# [REQUIRED WORK]
Your task is to retype each line of the data below exactly.

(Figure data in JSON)
+---+

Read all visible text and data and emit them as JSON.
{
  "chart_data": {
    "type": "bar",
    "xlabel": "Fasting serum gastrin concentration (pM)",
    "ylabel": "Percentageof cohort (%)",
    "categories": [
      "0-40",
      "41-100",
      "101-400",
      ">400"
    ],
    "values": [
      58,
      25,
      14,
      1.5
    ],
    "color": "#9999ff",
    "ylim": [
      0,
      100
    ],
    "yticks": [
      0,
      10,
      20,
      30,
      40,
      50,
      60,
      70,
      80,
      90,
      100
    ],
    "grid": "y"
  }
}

+---+

# [TASK RESULT]
Read all visible text and data and emit them as JSON.
{
  "chart_data": {
    "type": "bar",
    "xlabel": "Fasting serum gastrin concentration (pM)",
    "ylabel": "Percentageof cohort (%)",
    "categories": [
      "0-40",
      "41-100",
      "101-400",
      ">400"
    ],
    "values": [
      58,
      25,
      14,
      1.5
    ],
    "color": "#9999ff",
    "ylim": [
      0,
      100
    ],
    "yticks": [
      0,
      10,
      20,
      30,
      40,
      50,
      60,
      70,
      80,
      90,
      100
    ],
    "grid": "y"
  }
}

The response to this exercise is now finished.